==== RAW DATA

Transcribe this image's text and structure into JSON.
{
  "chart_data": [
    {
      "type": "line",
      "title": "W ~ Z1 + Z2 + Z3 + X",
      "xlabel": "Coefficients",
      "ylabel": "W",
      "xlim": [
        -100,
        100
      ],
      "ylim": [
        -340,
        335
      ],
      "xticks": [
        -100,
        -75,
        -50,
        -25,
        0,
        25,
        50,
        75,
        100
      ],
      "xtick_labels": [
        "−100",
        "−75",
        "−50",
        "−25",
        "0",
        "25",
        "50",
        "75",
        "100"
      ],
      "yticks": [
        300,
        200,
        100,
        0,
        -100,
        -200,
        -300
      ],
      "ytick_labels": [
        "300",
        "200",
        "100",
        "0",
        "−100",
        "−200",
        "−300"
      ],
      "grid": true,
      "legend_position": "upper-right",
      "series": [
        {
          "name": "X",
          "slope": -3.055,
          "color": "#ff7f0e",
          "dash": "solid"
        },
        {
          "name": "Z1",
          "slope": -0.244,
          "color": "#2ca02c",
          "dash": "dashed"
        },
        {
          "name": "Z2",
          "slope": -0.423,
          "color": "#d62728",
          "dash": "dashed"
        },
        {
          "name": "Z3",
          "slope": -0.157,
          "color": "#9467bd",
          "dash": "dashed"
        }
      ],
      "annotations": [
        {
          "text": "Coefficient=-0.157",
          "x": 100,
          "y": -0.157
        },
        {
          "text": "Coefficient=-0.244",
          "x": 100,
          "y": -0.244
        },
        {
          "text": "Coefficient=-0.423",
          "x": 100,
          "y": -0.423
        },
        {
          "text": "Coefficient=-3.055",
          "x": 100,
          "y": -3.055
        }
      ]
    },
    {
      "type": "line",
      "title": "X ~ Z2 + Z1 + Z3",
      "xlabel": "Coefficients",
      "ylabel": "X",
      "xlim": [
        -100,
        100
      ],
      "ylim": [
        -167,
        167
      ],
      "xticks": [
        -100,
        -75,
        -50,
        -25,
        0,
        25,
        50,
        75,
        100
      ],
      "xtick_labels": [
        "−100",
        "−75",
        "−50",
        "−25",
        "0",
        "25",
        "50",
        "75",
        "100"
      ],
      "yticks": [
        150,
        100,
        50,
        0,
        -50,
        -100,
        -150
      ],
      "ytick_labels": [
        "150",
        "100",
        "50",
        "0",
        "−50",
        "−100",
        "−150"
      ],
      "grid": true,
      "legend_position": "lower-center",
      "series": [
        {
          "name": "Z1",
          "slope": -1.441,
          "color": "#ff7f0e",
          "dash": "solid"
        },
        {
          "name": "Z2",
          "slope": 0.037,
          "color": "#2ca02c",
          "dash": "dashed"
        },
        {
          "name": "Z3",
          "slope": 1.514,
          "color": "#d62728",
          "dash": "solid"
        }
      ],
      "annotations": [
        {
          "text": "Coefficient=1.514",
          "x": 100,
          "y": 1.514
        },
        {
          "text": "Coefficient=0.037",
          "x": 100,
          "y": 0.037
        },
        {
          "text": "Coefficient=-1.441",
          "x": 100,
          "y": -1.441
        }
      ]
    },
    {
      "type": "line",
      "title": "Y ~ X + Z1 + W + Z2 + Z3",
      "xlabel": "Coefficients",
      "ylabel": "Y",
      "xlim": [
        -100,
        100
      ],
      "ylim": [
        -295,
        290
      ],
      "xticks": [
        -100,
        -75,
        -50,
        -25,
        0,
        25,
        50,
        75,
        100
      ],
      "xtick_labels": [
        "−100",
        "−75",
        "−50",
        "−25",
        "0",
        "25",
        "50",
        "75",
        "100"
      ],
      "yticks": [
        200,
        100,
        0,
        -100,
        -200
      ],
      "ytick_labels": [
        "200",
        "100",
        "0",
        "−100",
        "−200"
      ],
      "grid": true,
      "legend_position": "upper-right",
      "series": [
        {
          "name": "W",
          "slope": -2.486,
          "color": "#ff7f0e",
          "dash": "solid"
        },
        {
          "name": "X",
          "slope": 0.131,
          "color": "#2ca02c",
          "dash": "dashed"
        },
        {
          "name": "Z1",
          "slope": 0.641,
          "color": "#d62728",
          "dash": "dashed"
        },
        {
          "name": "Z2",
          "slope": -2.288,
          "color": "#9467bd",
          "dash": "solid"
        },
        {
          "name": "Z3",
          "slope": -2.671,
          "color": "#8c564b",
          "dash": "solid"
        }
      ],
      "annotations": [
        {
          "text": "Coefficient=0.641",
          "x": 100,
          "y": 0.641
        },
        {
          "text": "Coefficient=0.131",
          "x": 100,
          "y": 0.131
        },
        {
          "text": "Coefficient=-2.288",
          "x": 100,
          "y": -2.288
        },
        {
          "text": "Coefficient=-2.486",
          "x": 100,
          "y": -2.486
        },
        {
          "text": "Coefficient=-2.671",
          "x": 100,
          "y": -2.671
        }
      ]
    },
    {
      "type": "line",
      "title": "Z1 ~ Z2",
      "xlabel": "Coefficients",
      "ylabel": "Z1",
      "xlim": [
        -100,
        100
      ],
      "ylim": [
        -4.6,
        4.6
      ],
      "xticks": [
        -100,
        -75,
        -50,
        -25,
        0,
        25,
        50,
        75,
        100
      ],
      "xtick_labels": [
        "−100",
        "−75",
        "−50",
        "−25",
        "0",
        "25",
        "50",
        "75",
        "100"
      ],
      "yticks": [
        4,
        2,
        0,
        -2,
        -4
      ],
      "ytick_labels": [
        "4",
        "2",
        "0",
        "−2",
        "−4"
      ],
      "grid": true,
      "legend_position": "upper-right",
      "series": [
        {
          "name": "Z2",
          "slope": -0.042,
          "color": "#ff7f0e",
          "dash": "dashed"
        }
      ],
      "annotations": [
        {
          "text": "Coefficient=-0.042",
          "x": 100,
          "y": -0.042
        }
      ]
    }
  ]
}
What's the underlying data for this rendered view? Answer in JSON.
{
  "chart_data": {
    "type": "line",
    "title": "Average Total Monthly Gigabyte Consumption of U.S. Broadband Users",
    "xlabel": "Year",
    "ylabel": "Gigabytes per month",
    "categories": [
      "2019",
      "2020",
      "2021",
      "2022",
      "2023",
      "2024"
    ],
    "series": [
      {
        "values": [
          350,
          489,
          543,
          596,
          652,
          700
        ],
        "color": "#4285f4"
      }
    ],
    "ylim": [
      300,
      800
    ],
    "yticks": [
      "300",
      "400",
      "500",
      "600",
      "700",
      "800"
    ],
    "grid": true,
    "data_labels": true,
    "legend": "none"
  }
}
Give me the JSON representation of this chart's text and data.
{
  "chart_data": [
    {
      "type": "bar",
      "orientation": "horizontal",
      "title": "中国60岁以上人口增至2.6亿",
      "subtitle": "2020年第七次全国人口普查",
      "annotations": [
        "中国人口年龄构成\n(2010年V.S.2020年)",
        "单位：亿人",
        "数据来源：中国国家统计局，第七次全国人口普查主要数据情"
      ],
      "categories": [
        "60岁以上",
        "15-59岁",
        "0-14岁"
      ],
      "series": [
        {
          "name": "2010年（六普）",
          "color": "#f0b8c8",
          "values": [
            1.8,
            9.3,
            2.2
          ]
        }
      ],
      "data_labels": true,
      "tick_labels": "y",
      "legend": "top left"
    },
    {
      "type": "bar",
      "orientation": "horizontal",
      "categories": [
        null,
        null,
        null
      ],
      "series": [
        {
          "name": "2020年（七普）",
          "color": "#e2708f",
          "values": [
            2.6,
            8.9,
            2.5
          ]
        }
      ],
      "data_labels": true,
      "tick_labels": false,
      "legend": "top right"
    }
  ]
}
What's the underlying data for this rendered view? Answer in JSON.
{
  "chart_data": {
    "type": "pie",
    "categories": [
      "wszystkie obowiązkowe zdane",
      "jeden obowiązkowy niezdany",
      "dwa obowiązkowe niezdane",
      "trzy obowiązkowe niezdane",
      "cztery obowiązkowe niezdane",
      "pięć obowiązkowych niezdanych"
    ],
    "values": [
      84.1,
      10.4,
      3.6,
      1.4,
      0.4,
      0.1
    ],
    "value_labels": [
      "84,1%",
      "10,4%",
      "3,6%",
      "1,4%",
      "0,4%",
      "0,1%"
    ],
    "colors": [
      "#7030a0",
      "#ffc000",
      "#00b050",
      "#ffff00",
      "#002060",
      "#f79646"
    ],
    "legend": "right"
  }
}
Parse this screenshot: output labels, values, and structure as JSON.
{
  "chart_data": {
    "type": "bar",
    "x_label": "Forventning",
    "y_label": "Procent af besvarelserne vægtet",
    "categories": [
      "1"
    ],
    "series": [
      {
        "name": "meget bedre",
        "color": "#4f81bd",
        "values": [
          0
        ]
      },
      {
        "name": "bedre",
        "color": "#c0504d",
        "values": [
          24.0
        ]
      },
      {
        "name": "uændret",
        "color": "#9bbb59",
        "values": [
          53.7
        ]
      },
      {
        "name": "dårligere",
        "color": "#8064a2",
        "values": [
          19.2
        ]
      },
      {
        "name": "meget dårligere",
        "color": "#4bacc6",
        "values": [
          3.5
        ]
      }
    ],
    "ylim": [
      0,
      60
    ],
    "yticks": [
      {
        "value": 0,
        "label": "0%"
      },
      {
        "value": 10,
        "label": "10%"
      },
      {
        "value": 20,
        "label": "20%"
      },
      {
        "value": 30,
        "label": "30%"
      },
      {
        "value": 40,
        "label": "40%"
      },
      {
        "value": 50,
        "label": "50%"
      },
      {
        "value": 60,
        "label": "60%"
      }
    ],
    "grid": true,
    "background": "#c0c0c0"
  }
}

========

AIM - Only the lines from the one containing "Parse this screenshot: output" through the end of the material should be reproduced, exactly, with both ends included.

THE COMPLETED TASK -
Parse this screenshot: output labels, values, and structure as JSON.
{
  "chart_data": {
    "type": "bar",
    "x_label": "Forventning",
    "y_label": "Procent af besvarelserne vægtet",
    "categories": [
      "1"
    ],
    "series": [
      {
        "name": "meget bedre",
        "color": "#4f81bd",
        "values": [
          0
        ]
      },
      {
        "name": "bedre",
        "color": "#c0504d",
        "values": [
          24.0
        ]
      },
      {
        "name": "uændret",
        "color": "#9bbb59",
        "values": [
          53.7
        ]
      },
      {
        "name": "dårligere",
        "color": "#8064a2",
        "values": [
          19.2
        ]
      },
      {
        "name": "meget dårligere",
        "color": "#4bacc6",
        "values": [
          3.5
        ]
      }
    ],
    "ylim": [
      0,
      60
    ],
    "yticks": [
      {
        "value": 0,
        "label": "0%"
      },
      {
        "value": 10,
        "label": "10%"
      },
      {
        "value": 20,
        "label": "20%"
      },
      {
        "value": 30,
        "label": "30%"
      },
      {
        "value": 40,
        "label": "40%"
      },
      {
        "value": 50,
        "label": "50%"
      },
      {
        "value": 60,
        "label": "60%"
      }
    ],
    "grid": true,
    "background": "#c0c0c0"
  }
}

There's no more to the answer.